— Start of Supplied information —

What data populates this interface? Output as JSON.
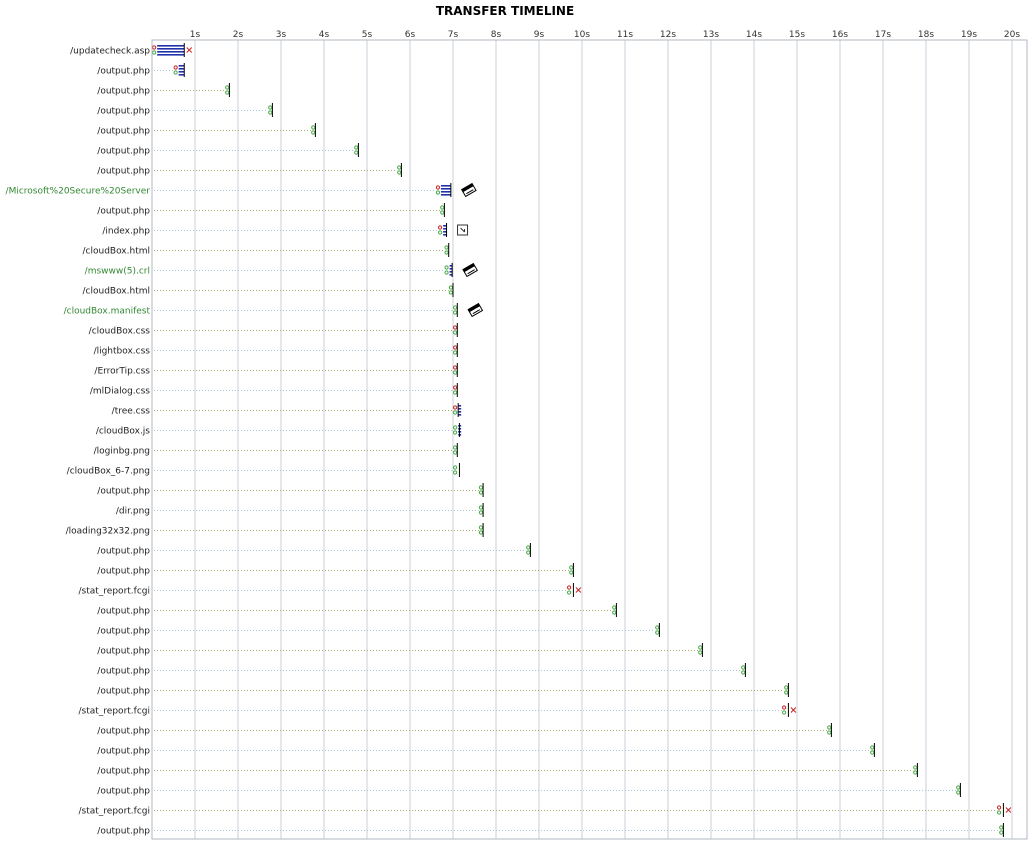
{
  "chart_data": {
    "type": "timeline",
    "title": "TRANSFER TIMELINE",
    "x_unit": "s",
    "xlim": [
      0,
      20
    ],
    "x_ticks": [
      "1s",
      "2s",
      "3s",
      "4s",
      "5s",
      "6s",
      "7s",
      "8s",
      "9s",
      "10s",
      "11s",
      "12s",
      "13s",
      "14s",
      "15s",
      "16s",
      "17s",
      "18s",
      "19s",
      "20s"
    ],
    "colors": {
      "label_default": "#222222",
      "label_highlight": "#338833",
      "grid": "#c8d0d8",
      "guide_blue": "#a8c8d8",
      "guide_olive": "#a8a868",
      "marker_green": "#44aa44",
      "marker_red": "#cc2222",
      "transfer_bar": "#2233aa",
      "end_line": "#000000"
    },
    "rows": [
      {
        "url": "/updatecheck.asp",
        "start": 0.05,
        "end": 0.75,
        "type": "transfer",
        "status": "error",
        "green": false
      },
      {
        "url": "/output.php",
        "start": 0.55,
        "end": 0.75,
        "type": "transfer",
        "status": "red",
        "green": false
      },
      {
        "url": "/output.php",
        "start": 1.75,
        "end": 1.8,
        "type": "normal",
        "status": "ok",
        "green": false
      },
      {
        "url": "/output.php",
        "start": 2.75,
        "end": 2.8,
        "type": "normal",
        "status": "ok",
        "green": false
      },
      {
        "url": "/output.php",
        "start": 3.75,
        "end": 3.8,
        "type": "normal",
        "status": "ok",
        "green": false
      },
      {
        "url": "/output.php",
        "start": 4.75,
        "end": 4.8,
        "type": "normal",
        "status": "ok",
        "green": false
      },
      {
        "url": "/output.php",
        "start": 5.75,
        "end": 5.8,
        "type": "normal",
        "status": "ok",
        "green": false
      },
      {
        "url": "/Microsoft%20Secure%20Server",
        "start": 6.65,
        "end": 6.95,
        "type": "transfer",
        "status": "red",
        "green": true,
        "extra": "disk"
      },
      {
        "url": "/output.php",
        "start": 6.75,
        "end": 6.8,
        "type": "normal",
        "status": "ok",
        "green": false
      },
      {
        "url": "/index.php",
        "start": 6.7,
        "end": 6.85,
        "type": "transfer",
        "status": "red",
        "green": false,
        "extra": "box"
      },
      {
        "url": "/cloudBox.html",
        "start": 6.85,
        "end": 6.9,
        "type": "normal",
        "status": "ok",
        "green": false
      },
      {
        "url": "/mswww(5).crl",
        "start": 6.85,
        "end": 6.98,
        "type": "transfer",
        "status": "ok",
        "green": true,
        "extra": "disk"
      },
      {
        "url": "/cloudBox.html",
        "start": 6.95,
        "end": 7.0,
        "type": "normal",
        "status": "ok",
        "green": false
      },
      {
        "url": "/cloudBox.manifest",
        "start": 7.05,
        "end": 7.1,
        "type": "normal",
        "status": "ok",
        "green": true,
        "extra": "disk"
      },
      {
        "url": "/cloudBox.css",
        "start": 7.05,
        "end": 7.1,
        "type": "normal",
        "status": "red",
        "green": false
      },
      {
        "url": "/lightbox.css",
        "start": 7.05,
        "end": 7.1,
        "type": "normal",
        "status": "red",
        "green": false
      },
      {
        "url": "/ErrorTip.css",
        "start": 7.05,
        "end": 7.1,
        "type": "normal",
        "status": "red",
        "green": false
      },
      {
        "url": "/mlDialog.css",
        "start": 7.05,
        "end": 7.1,
        "type": "normal",
        "status": "red",
        "green": false
      },
      {
        "url": "/tree.css",
        "start": 7.05,
        "end": 7.12,
        "type": "transfer",
        "status": "red",
        "green": false
      },
      {
        "url": "/cloudBox.js",
        "start": 7.05,
        "end": 7.15,
        "type": "transfer",
        "status": "ok",
        "green": false
      },
      {
        "url": "/loginbg.png",
        "start": 7.05,
        "end": 7.1,
        "type": "normal",
        "status": "ok",
        "green": false
      },
      {
        "url": "/cloudBox_6-7.png",
        "start": 7.05,
        "end": 7.15,
        "type": "normal",
        "status": "ok",
        "green": false
      },
      {
        "url": "/output.php",
        "start": 7.65,
        "end": 7.7,
        "type": "normal",
        "status": "ok",
        "green": false
      },
      {
        "url": "/dir.png",
        "start": 7.65,
        "end": 7.7,
        "type": "normal",
        "status": "ok",
        "green": false
      },
      {
        "url": "/loading32x32.png",
        "start": 7.65,
        "end": 7.7,
        "type": "normal",
        "status": "ok",
        "green": false
      },
      {
        "url": "/output.php",
        "start": 8.75,
        "end": 8.8,
        "type": "normal",
        "status": "ok",
        "green": false
      },
      {
        "url": "/output.php",
        "start": 9.75,
        "end": 9.8,
        "type": "normal",
        "status": "ok",
        "green": false
      },
      {
        "url": "/stat_report.fcgi",
        "start": 9.7,
        "end": 9.8,
        "type": "normal",
        "status": "error",
        "green": false
      },
      {
        "url": "/output.php",
        "start": 10.75,
        "end": 10.8,
        "type": "normal",
        "status": "ok",
        "green": false
      },
      {
        "url": "/output.php",
        "start": 11.75,
        "end": 11.8,
        "type": "normal",
        "status": "ok",
        "green": false
      },
      {
        "url": "/output.php",
        "start": 12.75,
        "end": 12.8,
        "type": "normal",
        "status": "ok",
        "green": false
      },
      {
        "url": "/output.php",
        "start": 13.75,
        "end": 13.8,
        "type": "normal",
        "status": "ok",
        "green": false
      },
      {
        "url": "/output.php",
        "start": 14.75,
        "end": 14.8,
        "type": "normal",
        "status": "ok",
        "green": false
      },
      {
        "url": "/stat_report.fcgi",
        "start": 14.7,
        "end": 14.8,
        "type": "normal",
        "status": "error",
        "green": false
      },
      {
        "url": "/output.php",
        "start": 15.75,
        "end": 15.8,
        "type": "normal",
        "status": "ok",
        "green": false
      },
      {
        "url": "/output.php",
        "start": 16.75,
        "end": 16.8,
        "type": "normal",
        "status": "ok",
        "green": false
      },
      {
        "url": "/output.php",
        "start": 17.75,
        "end": 17.8,
        "type": "normal",
        "status": "ok",
        "green": false
      },
      {
        "url": "/output.php",
        "start": 18.75,
        "end": 18.8,
        "type": "normal",
        "status": "ok",
        "green": false
      },
      {
        "url": "/stat_report.fcgi",
        "start": 19.7,
        "end": 19.8,
        "type": "normal",
        "status": "error",
        "green": false
      },
      {
        "url": "/output.php",
        "start": 19.75,
        "end": 19.8,
        "type": "normal",
        "status": "ok",
        "green": false
      }
    ]
  }
}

— End of Supplied information —

Give back the entries verbatim. Do not include any picture.

What data populates this interface? Output as JSON.
{
  "chart_data": {
    "type": "timeline",
    "title": "TRANSFER TIMELINE",
    "x_unit": "s",
    "xlim": [
      0,
      20
    ],
    "x_ticks": [
      "1s",
      "2s",
      "3s",
      "4s",
      "5s",
      "6s",
      "7s",
      "8s",
      "9s",
      "10s",
      "11s",
      "12s",
      "13s",
      "14s",
      "15s",
      "16s",
      "17s",
      "18s",
      "19s",
      "20s"
    ],
    "colors": {
      "label_default": "#222222",
      "label_highlight": "#338833",
      "grid": "#c8d0d8",
      "guide_blue": "#a8c8d8",
      "guide_olive": "#a8a868",
      "marker_green": "#44aa44",
      "marker_red": "#cc2222",
      "transfer_bar": "#2233aa",
      "end_line": "#000000"
    },
    "rows": [
      {
        "url": "/updatecheck.asp",
        "start": 0.05,
        "end": 0.75,
        "type": "transfer",
        "status": "error",
        "green": false
      },
      {
        "url": "/output.php",
        "start": 0.55,
        "end": 0.75,
        "type": "transfer",
        "status": "red",
        "green": false
      },
      {
        "url": "/output.php",
        "start": 1.75,
        "end": 1.8,
        "type": "normal",
        "status": "ok",
        "green": false
      },
      {
        "url": "/output.php",
        "start": 2.75,
        "end": 2.8,
        "type": "normal",
        "status": "ok",
        "green": false
      },
      {
        "url": "/output.php",
        "start": 3.75,
        "end": 3.8,
        "type": "normal",
        "status": "ok",
        "green": false
      },
      {
        "url": "/output.php",
        "start": 4.75,
        "end": 4.8,
        "type": "normal",
        "status": "ok",
        "green": false
      },
      {
        "url": "/output.php",
        "start": 5.75,
        "end": 5.8,
        "type": "normal",
        "status": "ok",
        "green": false
      },
      {
        "url": "/Microsoft%20Secure%20Server",
        "start": 6.65,
        "end": 6.95,
        "type": "transfer",
        "status": "red",
        "green": true,
        "extra": "disk"
      },
      {
        "url": "/output.php",
        "start": 6.75,
        "end": 6.8,
        "type": "normal",
        "status": "ok",
        "green": false
      },
      {
        "url": "/index.php",
        "start": 6.7,
        "end": 6.85,
        "type": "transfer",
        "status": "red",
        "green": false,
        "extra": "box"
      },
      {
        "url": "/cloudBox.html",
        "start": 6.85,
        "end": 6.9,
        "type": "normal",
        "status": "ok",
        "green": false
      },
      {
        "url": "/mswww(5).crl",
        "start": 6.85,
        "end": 6.98,
        "type": "transfer",
        "status": "ok",
        "green": true,
        "extra": "disk"
      },
      {
        "url": "/cloudBox.html",
        "start": 6.95,
        "end": 7.0,
        "type": "normal",
        "status": "ok",
        "green": false
      },
      {
        "url": "/cloudBox.manifest",
        "start": 7.05,
        "end": 7.1,
        "type": "normal",
        "status": "ok",
        "green": true,
        "extra": "disk"
      },
      {
        "url": "/cloudBox.css",
        "start": 7.05,
        "end": 7.1,
        "type": "normal",
        "status": "red",
        "green": false
      },
      {
        "url": "/lightbox.css",
        "start": 7.05,
        "end": 7.1,
        "type": "normal",
        "status": "red",
        "green": false
      },
      {
        "url": "/ErrorTip.css",
        "start": 7.05,
        "end": 7.1,
        "type": "normal",
        "status": "red",
        "green": false
      },
      {
        "url": "/mlDialog.css",
        "start": 7.05,
        "end": 7.1,
        "type": "normal",
        "status": "red",
        "green": false
      },
      {
        "url": "/tree.css",
        "start": 7.05,
        "end": 7.12,
        "type": "transfer",
        "status": "red",
        "green": false
      },
      {
        "url": "/cloudBox.js",
        "start": 7.05,
        "end": 7.15,
        "type": "transfer",
        "status": "ok",
        "green": false
      },
      {
        "url": "/loginbg.png",
        "start": 7.05,
        "end": 7.1,
        "type": "normal",
        "status": "ok",
        "green": false
      },
      {
        "url": "/cloudBox_6-7.png",
        "start": 7.05,
        "end": 7.15,
        "type": "normal",
        "status": "ok",
        "green": false
      },
      {
        "url": "/output.php",
        "start": 7.65,
        "end": 7.7,
        "type": "normal",
        "status": "ok",
        "green": false
      },
      {
        "url": "/dir.png",
        "start": 7.65,
        "end": 7.7,
        "type": "normal",
        "status": "ok",
        "green": false
      },
      {
        "url": "/loading32x32.png",
        "start": 7.65,
        "end": 7.7,
        "type": "normal",
        "status": "ok",
        "green": false
      },
      {
        "url": "/output.php",
        "start": 8.75,
        "end": 8.8,
        "type": "normal",
        "status": "ok",
        "green": false
      },
      {
        "url": "/output.php",
        "start": 9.75,
        "end": 9.8,
        "type": "normal",
        "status": "ok",
        "green": false
      },
      {
        "url": "/stat_report.fcgi",
        "start": 9.7,
        "end": 9.8,
        "type": "normal",
        "status": "error",
        "green": false
      },
      {
        "url": "/output.php",
        "start": 10.75,
        "end": 10.8,
        "type": "normal",
        "status": "ok",
        "green": false
      },
      {
        "url": "/output.php",
        "start": 11.75,
        "end": 11.8,
        "type": "normal",
        "status": "ok",
        "green": false
      },
      {
        "url": "/output.php",
        "start": 12.75,
        "end": 12.8,
        "type": "normal",
        "status": "ok",
        "green": false
      },
      {
        "url": "/output.php",
        "start": 13.75,
        "end": 13.8,
        "type": "normal",
        "status": "ok",
        "green": false
      },
      {
        "url": "/output.php",
        "start": 14.75,
        "end": 14.8,
        "type": "normal",
        "status": "ok",
        "green": false
      },
      {
        "url": "/stat_report.fcgi",
        "start": 14.7,
        "end": 14.8,
        "type": "normal",
        "status": "error",
        "green": false
      },
      {
        "url": "/output.php",
        "start": 15.75,
        "end": 15.8,
        "type": "normal",
        "status": "ok",
        "green": false
      },
      {
        "url": "/output.php",
        "start": 16.75,
        "end": 16.8,
        "type": "normal",
        "status": "ok",
        "green": false
      },
      {
        "url": "/output.php",
        "start": 17.75,
        "end": 17.8,
        "type": "normal",
        "status": "ok",
        "green": false
      },
      {
        "url": "/output.php",
        "start": 18.75,
        "end": 18.8,
        "type": "normal",
        "status": "ok",
        "green": false
      },
      {
        "url": "/stat_report.fcgi",
        "start": 19.7,
        "end": 19.8,
        "type": "normal",
        "status": "error",
        "green": false
      },
      {
        "url": "/output.php",
        "start": 19.75,
        "end": 19.8,
        "type": "normal",
        "status": "ok",
        "green": false
      }
    ]
  }
}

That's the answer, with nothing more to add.